Records from a data source:

## Begin

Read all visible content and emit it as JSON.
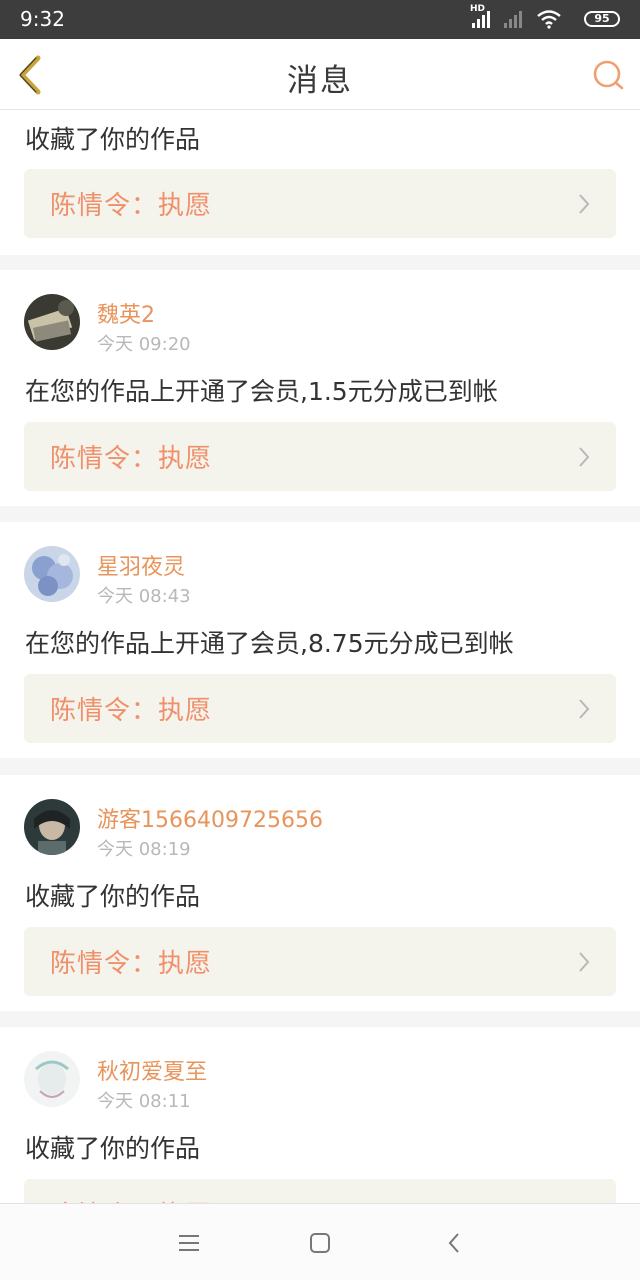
{
  "status_bar": {
    "time": "9:32",
    "network_label": "HD",
    "battery": "95"
  },
  "header": {
    "title": "消息",
    "back_icon": "chevron-left-icon",
    "search_icon": "search-icon"
  },
  "messages": [
    {
      "user": "",
      "time": "",
      "text": "收藏了你的作品",
      "work": "陈情令：执愿"
    },
    {
      "user": "魏英2",
      "time": "今天 09:20",
      "text": "在您的作品上开通了会员,1.5元分成已到帐",
      "work": "陈情令：执愿"
    },
    {
      "user": "星羽夜灵",
      "time": "今天 08:43",
      "text": "在您的作品上开通了会员,8.75元分成已到帐",
      "work": "陈情令：执愿"
    },
    {
      "user": "游客1566409725656",
      "time": "今天 08:19",
      "text": "收藏了你的作品",
      "work": "陈情令：执愿"
    },
    {
      "user": "秋初爱夏至",
      "time": "今天 08:11",
      "text": "收藏了你的作品",
      "work": "陈情令：执愿"
    }
  ],
  "colors": {
    "accent": "#e8945a",
    "work_bg": "#f4f3ec",
    "back_icon": "#c9a43a"
  },
  "nav": {
    "menu_icon": "menu-icon",
    "home_icon": "home-icon",
    "back_icon": "back-icon"
  }
}
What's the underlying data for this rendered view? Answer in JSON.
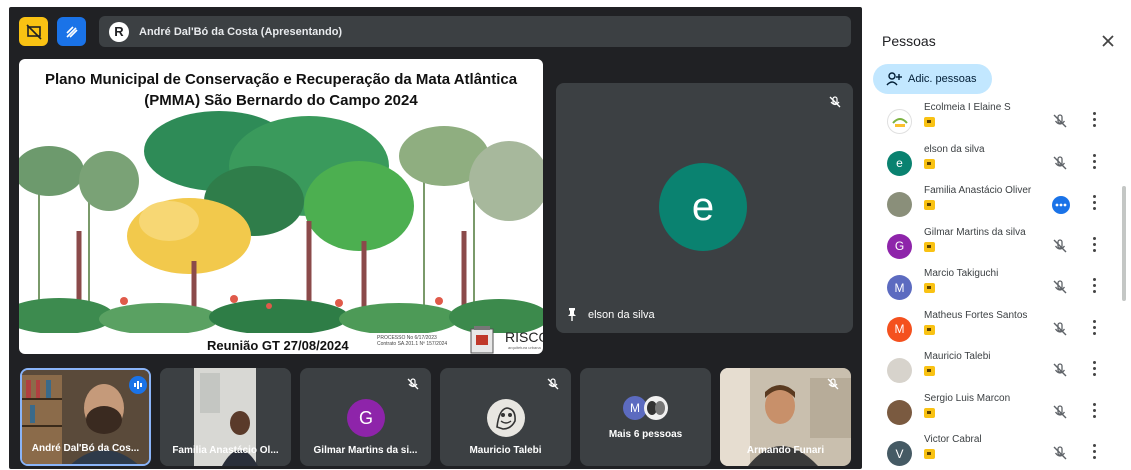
{
  "topbar": {
    "presenter_initial": "R",
    "presenting_text": "André Dal'Bó da Costa (Apresentando)"
  },
  "slide": {
    "title_line1": "Plano Municipal de Conservação e Recuperação da Mata Atlântica",
    "title_line2": "(PMMA) São Bernardo do Campo 2024",
    "footer": "Reunião GT 27/08/2024",
    "process_line1": "PROCESSO No 6/17/2023",
    "process_line2": "Contrato SA.201.1 Nº 157/2024",
    "brand": "RISCO",
    "brand_sub": "arquitetura urbana"
  },
  "main_tile": {
    "initial": "e",
    "name": "elson da silva"
  },
  "tiles": [
    {
      "name": "André Dal'Bó da Cos..."
    },
    {
      "name": "Familia Anastácio Ol..."
    },
    {
      "name": "Gilmar Martins da si...",
      "initial": "G"
    },
    {
      "name": "Mauricio Talebi"
    },
    {
      "name": "Mais 6 pessoas",
      "initial": "M"
    },
    {
      "name": "Armando Funari"
    }
  ],
  "panel": {
    "title": "Pessoas",
    "add_label": "Adic. pessoas",
    "people": [
      {
        "name": "Ecolmeia I Elaine S",
        "initial": "",
        "color": "#ffffff"
      },
      {
        "name": "elson da silva",
        "initial": "e",
        "color": "#0a8270"
      },
      {
        "name": "Familia Anastácio Oliver",
        "initial": "",
        "color": "#8a8f7a"
      },
      {
        "name": "Gilmar Martins da silva",
        "initial": "G",
        "color": "#8e24aa"
      },
      {
        "name": "Marcio Takiguchi",
        "initial": "M",
        "color": "#5c6bc0"
      },
      {
        "name": "Matheus Fortes Santos",
        "initial": "M",
        "color": "#f4511e"
      },
      {
        "name": "Mauricio Talebi",
        "initial": "",
        "color": "#d7d3cc"
      },
      {
        "name": "Sergio Luis Marcon",
        "initial": "",
        "color": "#7a5a40"
      },
      {
        "name": "Victor Cabral",
        "initial": "V",
        "color": "#455a64"
      }
    ]
  },
  "colors": {
    "accent_yellow": "#f9c213",
    "accent_blue": "#1a73e8",
    "stage_bg": "#202124",
    "tile_bg": "#3c4043"
  }
}
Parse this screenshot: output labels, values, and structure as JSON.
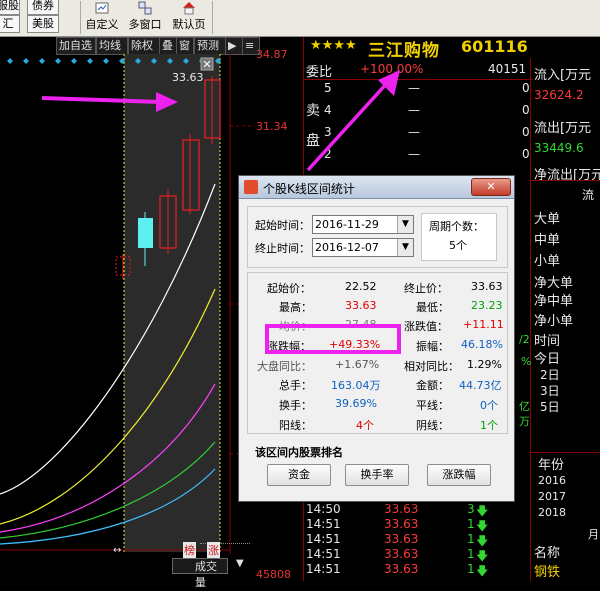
{
  "toolbar": {
    "left_buttons": [
      "服股",
      "债券",
      "汇",
      "美股"
    ],
    "big_buttons": [
      "自定义",
      "多窗口",
      "默认页"
    ]
  },
  "chart_tools": {
    "buttons": [
      "加自选",
      "均线",
      "除权",
      "叠",
      "窗",
      "预测"
    ]
  },
  "chart": {
    "price_top": "34.87",
    "price_mid": "31.34",
    "high_label": "33.63",
    "volume_label": "45808",
    "bottom_tag1": "榜",
    "bottom_tag2": "涨",
    "volume_dropdown": "成交量"
  },
  "stock": {
    "stars": "★★★★",
    "name": "三江购物",
    "code": "601116",
    "weibi_label": "委比",
    "weibi_value": "+100.00%",
    "weibi_count": "40151",
    "sell_label": "卖",
    "disk_label": "盘",
    "sell_levels": [
      "5",
      "4",
      "3",
      "2"
    ],
    "dash": "—",
    "zero": "0"
  },
  "flow": {
    "in_label": "流入[万元",
    "in_value": "32624.2",
    "out_label": "流出[万元",
    "out_value": "33449.6",
    "net_label": "净流出[万元",
    "side_label": "流",
    "big": "大单",
    "mid": "中单",
    "small": "小单",
    "net_big": "净大单",
    "net_mid": "净中单",
    "net_small": "净小单",
    "time_label": "时间",
    "today": "今日",
    "days": [
      "2日",
      "3日",
      "5日"
    ],
    "side_vals": [
      "/2",
      "%",
      "亿",
      "万"
    ]
  },
  "year_panel": {
    "header": "年份",
    "years": [
      "2016",
      "2017",
      "2018"
    ],
    "name_label": "名称",
    "name_value": "钢铁",
    "side": "月"
  },
  "ticks": [
    {
      "time": "14:50",
      "price": "33.63",
      "vol": "3"
    },
    {
      "time": "14:51",
      "price": "33.63",
      "vol": "1"
    },
    {
      "time": "14:51",
      "price": "33.63",
      "vol": "1"
    },
    {
      "time": "14:51",
      "price": "33.63",
      "vol": "1"
    },
    {
      "time": "14:51",
      "price": "33.63",
      "vol": "1"
    }
  ],
  "dialog": {
    "title": "个股K线区间统计",
    "start_label": "起始时间：",
    "start_value": "2016-11-29",
    "end_label": "终止时间：",
    "end_value": "2016-12-07",
    "period_label": "周期个数：",
    "period_value": "5个",
    "start_price_label": "起始价：",
    "start_price": "22.52",
    "end_price_label": "终止价：",
    "end_price": "33.63",
    "high_label": "最高：",
    "high": "33.63",
    "low_label": "最低：",
    "low": "23.23",
    "avg_label": "均价：",
    "avg": "27.48",
    "change_val_label": "涨跌值：",
    "change_val": "+11.11",
    "change_pct_label": "涨跌幅：",
    "change_pct": "+49.33%",
    "amplitude_label": "振幅：",
    "amplitude": "46.18%",
    "market_label": "大盘同比：",
    "market": "+1.67%",
    "vs_market_label": "相对同比：",
    "vs_market": "1.29%",
    "total_hand_label": "总手：",
    "total_hand": "163.04万",
    "amount_label": "金额：",
    "amount": "44.73亿",
    "turnover_label": "换手：",
    "turnover": "39.69%",
    "flat_label": "平线：",
    "flat": "0个",
    "yang_label": "阳线：",
    "yang": "4个",
    "yin_label": "阴线：",
    "yin": "1个",
    "rank_label": "该区间内股票排名",
    "btn_fund": "资金",
    "btn_turnover": "换手率",
    "btn_change": "涨跌幅"
  },
  "colors": {
    "annotation_magenta": "#ee22ee",
    "up_red": "#ff3a3a",
    "down_cyan": "#5ef0f0",
    "bg": "#000000"
  }
}
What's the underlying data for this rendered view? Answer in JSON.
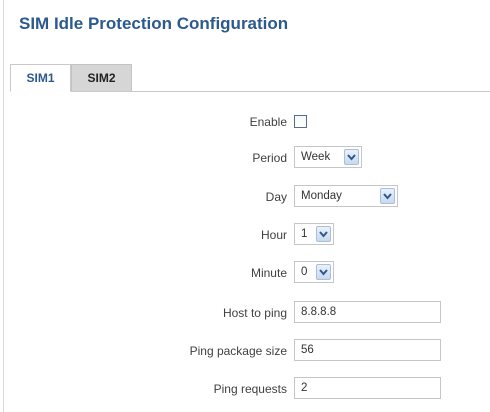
{
  "page": {
    "title": "SIM Idle Protection Configuration"
  },
  "tabs": [
    {
      "label": "SIM1",
      "active": true
    },
    {
      "label": "SIM2",
      "active": false
    }
  ],
  "form": {
    "enable": {
      "label": "Enable",
      "checked": false
    },
    "period": {
      "label": "Period",
      "value": "Week"
    },
    "day": {
      "label": "Day",
      "value": "Monday"
    },
    "hour": {
      "label": "Hour",
      "value": "1"
    },
    "minute": {
      "label": "Minute",
      "value": "0"
    },
    "host": {
      "label": "Host to ping",
      "value": "8.8.8.8"
    },
    "ping_size": {
      "label": "Ping package size",
      "value": "56"
    },
    "ping_requests": {
      "label": "Ping requests",
      "value": "2"
    }
  },
  "colors": {
    "title": "#2c5a8f",
    "tab_inactive_bg": "#d6d6d6",
    "dropdown_arrow": "#2c5a8f"
  },
  "icons": {
    "dropdown": "chevron-down-icon"
  }
}
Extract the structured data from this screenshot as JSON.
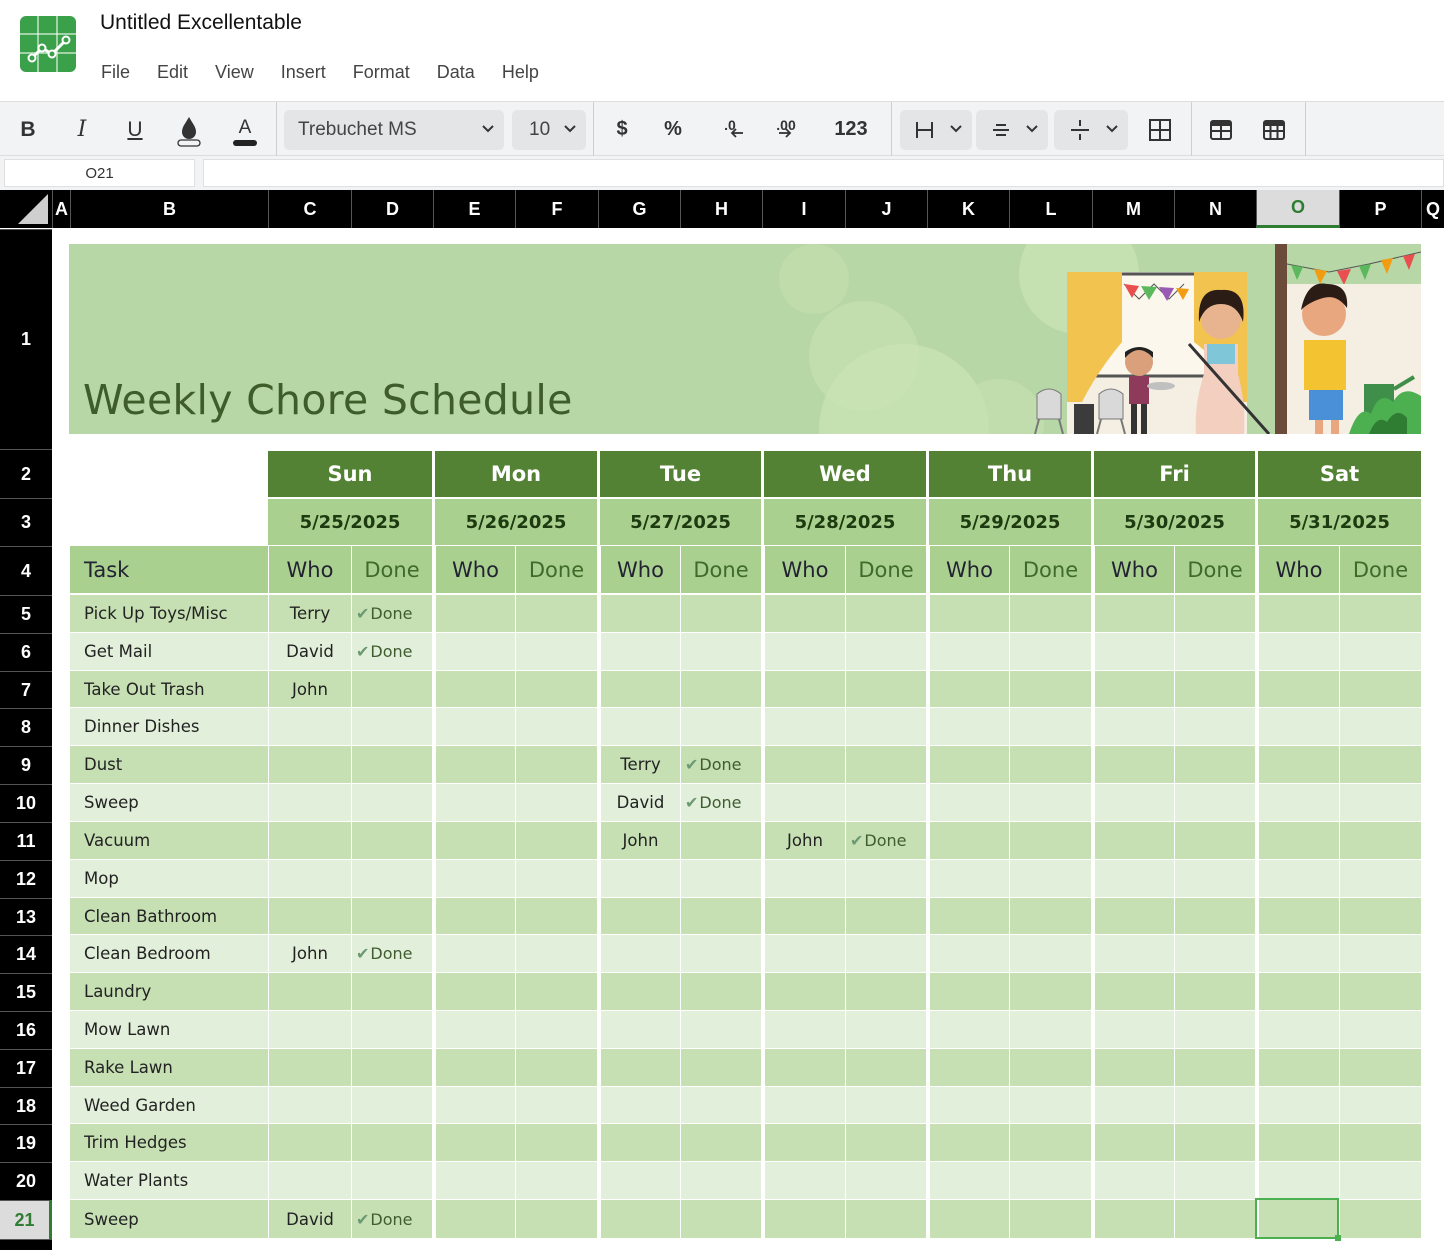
{
  "app": {
    "title": "Untitled Excellentable",
    "menu": [
      "File",
      "Edit",
      "View",
      "Insert",
      "Format",
      "Data",
      "Help"
    ]
  },
  "toolbar": {
    "bold": "B",
    "italic": "I",
    "underline": "U",
    "font_name": "Trebuchet MS",
    "font_size": "10",
    "currency": "$",
    "percent": "%",
    "decrease_decimals": ".0",
    "increase_decimals": ".00",
    "number_format": "123"
  },
  "formula_bar": {
    "name_box": "O21",
    "formula": ""
  },
  "columns": [
    "A",
    "B",
    "C",
    "D",
    "E",
    "F",
    "G",
    "H",
    "I",
    "J",
    "K",
    "L",
    "M",
    "N",
    "O",
    "P",
    "Q"
  ],
  "selected_column": "O",
  "rows": [
    "1",
    "2",
    "3",
    "4",
    "5",
    "6",
    "7",
    "8",
    "9",
    "10",
    "11",
    "12",
    "13",
    "14",
    "15",
    "16",
    "17",
    "18",
    "19",
    "20",
    "21"
  ],
  "selected_row": "21",
  "sheet": {
    "banner_title": "Weekly Chore Schedule",
    "task_header": "Task",
    "who_label": "Who",
    "done_label": "Done",
    "days": [
      {
        "name": "Sun",
        "date": "5/25/2025"
      },
      {
        "name": "Mon",
        "date": "5/26/2025"
      },
      {
        "name": "Tue",
        "date": "5/27/2025"
      },
      {
        "name": "Wed",
        "date": "5/28/2025"
      },
      {
        "name": "Thu",
        "date": "5/29/2025"
      },
      {
        "name": "Fri",
        "date": "5/30/2025"
      },
      {
        "name": "Sat",
        "date": "5/31/2025"
      }
    ],
    "tasks": [
      {
        "task": "Pick Up Toys/Misc",
        "entries": [
          {
            "day": 0,
            "who": "Terry",
            "done": "Done"
          }
        ]
      },
      {
        "task": "Get Mail",
        "entries": [
          {
            "day": 0,
            "who": "David",
            "done": "Done"
          }
        ]
      },
      {
        "task": "Take Out Trash",
        "entries": [
          {
            "day": 0,
            "who": "John",
            "done": ""
          }
        ]
      },
      {
        "task": "Dinner Dishes",
        "entries": []
      },
      {
        "task": "Dust",
        "entries": [
          {
            "day": 2,
            "who": "Terry",
            "done": "Done"
          }
        ]
      },
      {
        "task": "Sweep",
        "entries": [
          {
            "day": 2,
            "who": "David",
            "done": "Done"
          }
        ]
      },
      {
        "task": "Vacuum",
        "entries": [
          {
            "day": 2,
            "who": "John",
            "done": ""
          },
          {
            "day": 3,
            "who": "John",
            "done": "Done"
          }
        ]
      },
      {
        "task": "Mop",
        "entries": []
      },
      {
        "task": "Clean Bathroom",
        "entries": []
      },
      {
        "task": "Clean Bedroom",
        "entries": [
          {
            "day": 0,
            "who": "John",
            "done": "Done"
          }
        ]
      },
      {
        "task": "Laundry",
        "entries": []
      },
      {
        "task": "Mow Lawn",
        "entries": []
      },
      {
        "task": "Rake Lawn",
        "entries": []
      },
      {
        "task": "Weed Garden",
        "entries": []
      },
      {
        "task": "Trim Hedges",
        "entries": []
      },
      {
        "task": "Water Plants",
        "entries": []
      },
      {
        "task": "Sweep",
        "entries": [
          {
            "day": 0,
            "who": "David",
            "done": "Done"
          }
        ]
      }
    ],
    "colors": {
      "banner": "#b7d8a6",
      "day_header": "#548235",
      "subheader": "#a9d08e",
      "row_dark": "#c6e0b4",
      "row_light": "#e2efda",
      "selection": "#4caf50"
    }
  }
}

## End

▶ STATED EXERCISE:
Scan the listing above for the word "chevron" and copy every line that holds it.

▶ IN RESPONSE:
    "back_icon": "chevron-left-icon",
    "dropdown": "chevron-down-icon"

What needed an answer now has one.